>>>
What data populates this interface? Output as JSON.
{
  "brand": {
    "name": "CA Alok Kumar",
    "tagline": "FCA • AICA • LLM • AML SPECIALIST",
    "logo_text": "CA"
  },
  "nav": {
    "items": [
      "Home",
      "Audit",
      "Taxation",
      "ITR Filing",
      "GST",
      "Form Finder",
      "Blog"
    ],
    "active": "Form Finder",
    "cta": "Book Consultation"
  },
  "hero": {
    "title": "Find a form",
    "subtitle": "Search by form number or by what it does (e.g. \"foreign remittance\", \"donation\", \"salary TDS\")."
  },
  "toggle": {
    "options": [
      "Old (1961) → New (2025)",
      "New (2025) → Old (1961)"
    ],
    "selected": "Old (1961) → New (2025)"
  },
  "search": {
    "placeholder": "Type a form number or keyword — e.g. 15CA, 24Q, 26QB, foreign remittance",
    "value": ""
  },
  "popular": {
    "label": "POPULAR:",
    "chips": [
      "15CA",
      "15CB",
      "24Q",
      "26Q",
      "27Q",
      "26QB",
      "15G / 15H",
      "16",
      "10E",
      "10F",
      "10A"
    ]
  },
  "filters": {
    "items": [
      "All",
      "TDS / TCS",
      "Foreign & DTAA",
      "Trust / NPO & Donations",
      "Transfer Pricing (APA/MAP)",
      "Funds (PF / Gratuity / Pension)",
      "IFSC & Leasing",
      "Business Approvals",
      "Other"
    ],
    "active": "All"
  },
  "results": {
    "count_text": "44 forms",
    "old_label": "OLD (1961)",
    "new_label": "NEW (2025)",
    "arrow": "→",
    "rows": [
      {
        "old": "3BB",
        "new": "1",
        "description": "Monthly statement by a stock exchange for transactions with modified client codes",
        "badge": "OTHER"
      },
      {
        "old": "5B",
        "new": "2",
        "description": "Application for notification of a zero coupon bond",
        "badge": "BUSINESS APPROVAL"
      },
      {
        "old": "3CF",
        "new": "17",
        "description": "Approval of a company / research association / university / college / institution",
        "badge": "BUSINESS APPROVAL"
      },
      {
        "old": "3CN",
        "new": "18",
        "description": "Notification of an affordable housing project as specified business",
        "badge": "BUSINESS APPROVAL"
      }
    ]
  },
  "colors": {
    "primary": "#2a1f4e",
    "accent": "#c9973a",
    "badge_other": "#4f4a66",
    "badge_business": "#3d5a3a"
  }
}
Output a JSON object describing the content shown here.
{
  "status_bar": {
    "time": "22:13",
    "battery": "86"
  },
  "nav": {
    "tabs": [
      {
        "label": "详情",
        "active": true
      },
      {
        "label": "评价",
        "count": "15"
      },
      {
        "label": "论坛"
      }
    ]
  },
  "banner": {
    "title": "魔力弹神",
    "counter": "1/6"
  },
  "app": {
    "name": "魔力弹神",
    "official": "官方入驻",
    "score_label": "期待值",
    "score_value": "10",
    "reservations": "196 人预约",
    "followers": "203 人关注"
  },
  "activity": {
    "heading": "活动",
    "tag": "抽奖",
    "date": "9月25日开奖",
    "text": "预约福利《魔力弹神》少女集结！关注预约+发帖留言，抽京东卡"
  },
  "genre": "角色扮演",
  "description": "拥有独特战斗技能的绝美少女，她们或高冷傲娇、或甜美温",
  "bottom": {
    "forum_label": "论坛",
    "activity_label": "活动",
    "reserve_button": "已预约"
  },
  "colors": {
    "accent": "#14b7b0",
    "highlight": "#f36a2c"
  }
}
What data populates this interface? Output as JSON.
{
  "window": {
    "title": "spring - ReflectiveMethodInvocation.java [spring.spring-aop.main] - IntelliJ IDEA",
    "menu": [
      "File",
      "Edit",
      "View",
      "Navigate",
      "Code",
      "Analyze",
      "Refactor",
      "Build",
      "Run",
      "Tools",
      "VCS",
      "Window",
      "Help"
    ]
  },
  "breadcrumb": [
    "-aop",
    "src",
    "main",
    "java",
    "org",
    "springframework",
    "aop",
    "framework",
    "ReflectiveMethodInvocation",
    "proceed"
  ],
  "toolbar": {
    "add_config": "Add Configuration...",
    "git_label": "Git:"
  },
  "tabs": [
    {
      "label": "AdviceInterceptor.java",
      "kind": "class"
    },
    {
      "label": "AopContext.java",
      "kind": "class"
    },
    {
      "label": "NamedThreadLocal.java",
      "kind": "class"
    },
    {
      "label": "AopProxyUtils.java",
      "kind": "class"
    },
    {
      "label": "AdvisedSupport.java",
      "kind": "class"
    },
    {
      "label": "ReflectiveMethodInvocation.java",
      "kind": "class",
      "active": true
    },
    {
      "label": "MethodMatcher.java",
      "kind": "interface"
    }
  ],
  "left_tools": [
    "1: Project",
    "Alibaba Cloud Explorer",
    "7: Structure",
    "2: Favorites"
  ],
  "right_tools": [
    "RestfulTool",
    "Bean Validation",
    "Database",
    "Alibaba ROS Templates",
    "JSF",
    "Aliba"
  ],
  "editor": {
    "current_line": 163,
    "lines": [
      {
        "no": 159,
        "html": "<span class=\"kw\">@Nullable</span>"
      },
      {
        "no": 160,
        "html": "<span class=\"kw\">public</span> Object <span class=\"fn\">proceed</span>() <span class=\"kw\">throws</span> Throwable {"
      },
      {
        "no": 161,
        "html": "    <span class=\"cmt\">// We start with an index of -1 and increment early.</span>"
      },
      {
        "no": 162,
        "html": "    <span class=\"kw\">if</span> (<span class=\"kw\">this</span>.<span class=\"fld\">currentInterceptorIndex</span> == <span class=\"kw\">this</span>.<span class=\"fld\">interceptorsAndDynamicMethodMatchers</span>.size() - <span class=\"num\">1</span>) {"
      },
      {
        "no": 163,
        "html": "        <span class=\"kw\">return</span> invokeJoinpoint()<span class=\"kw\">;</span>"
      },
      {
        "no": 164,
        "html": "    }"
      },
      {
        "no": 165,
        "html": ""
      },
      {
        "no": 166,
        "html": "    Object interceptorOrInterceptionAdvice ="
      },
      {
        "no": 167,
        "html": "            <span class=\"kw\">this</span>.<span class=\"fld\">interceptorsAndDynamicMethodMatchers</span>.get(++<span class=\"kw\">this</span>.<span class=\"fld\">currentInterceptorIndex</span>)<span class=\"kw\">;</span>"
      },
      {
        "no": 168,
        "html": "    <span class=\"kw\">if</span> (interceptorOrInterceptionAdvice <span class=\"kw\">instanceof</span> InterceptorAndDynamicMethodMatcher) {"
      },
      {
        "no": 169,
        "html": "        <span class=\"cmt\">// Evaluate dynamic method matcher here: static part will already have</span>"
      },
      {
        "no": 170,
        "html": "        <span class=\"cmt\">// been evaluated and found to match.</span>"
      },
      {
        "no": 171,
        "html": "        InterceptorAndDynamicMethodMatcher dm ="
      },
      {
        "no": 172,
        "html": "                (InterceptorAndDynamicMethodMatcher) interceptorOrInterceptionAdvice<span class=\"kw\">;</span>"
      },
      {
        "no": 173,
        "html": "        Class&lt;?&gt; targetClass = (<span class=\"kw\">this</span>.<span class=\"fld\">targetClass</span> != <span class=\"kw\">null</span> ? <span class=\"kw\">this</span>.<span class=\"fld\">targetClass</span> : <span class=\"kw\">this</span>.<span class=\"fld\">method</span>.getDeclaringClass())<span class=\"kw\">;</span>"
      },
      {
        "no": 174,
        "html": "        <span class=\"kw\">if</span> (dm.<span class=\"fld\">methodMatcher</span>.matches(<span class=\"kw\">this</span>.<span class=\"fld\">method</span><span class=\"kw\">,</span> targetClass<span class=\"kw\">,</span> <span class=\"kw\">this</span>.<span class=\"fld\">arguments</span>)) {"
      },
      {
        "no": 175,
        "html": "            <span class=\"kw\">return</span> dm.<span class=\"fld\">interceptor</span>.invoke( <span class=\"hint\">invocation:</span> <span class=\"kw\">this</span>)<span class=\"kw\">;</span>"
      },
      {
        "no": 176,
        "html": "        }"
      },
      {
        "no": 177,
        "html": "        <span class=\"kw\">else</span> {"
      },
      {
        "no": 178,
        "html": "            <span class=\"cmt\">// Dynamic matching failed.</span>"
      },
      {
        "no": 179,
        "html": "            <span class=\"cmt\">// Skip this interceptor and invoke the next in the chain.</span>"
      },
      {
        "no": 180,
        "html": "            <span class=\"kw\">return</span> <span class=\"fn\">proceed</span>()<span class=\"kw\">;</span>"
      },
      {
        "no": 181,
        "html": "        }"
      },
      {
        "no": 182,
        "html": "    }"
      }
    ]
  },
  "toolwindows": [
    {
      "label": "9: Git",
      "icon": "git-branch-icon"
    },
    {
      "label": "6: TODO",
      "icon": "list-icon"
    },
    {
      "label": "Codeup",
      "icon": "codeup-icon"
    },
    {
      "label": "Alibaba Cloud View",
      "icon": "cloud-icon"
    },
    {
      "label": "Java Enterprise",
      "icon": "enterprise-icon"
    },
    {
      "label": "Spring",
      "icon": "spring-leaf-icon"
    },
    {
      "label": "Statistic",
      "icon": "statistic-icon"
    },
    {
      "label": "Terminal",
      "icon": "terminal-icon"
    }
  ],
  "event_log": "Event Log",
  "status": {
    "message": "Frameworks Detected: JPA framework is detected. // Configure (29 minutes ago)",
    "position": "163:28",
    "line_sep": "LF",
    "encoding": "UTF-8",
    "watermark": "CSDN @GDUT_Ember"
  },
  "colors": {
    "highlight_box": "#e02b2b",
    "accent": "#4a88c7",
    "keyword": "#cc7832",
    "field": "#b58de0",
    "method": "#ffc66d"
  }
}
<<<
Extract every line that has the string "main" in it.

    "title": "spring - ReflectiveMethodInvocation.java [spring.spring-aop.main] - IntelliJ IDEA",
    "main",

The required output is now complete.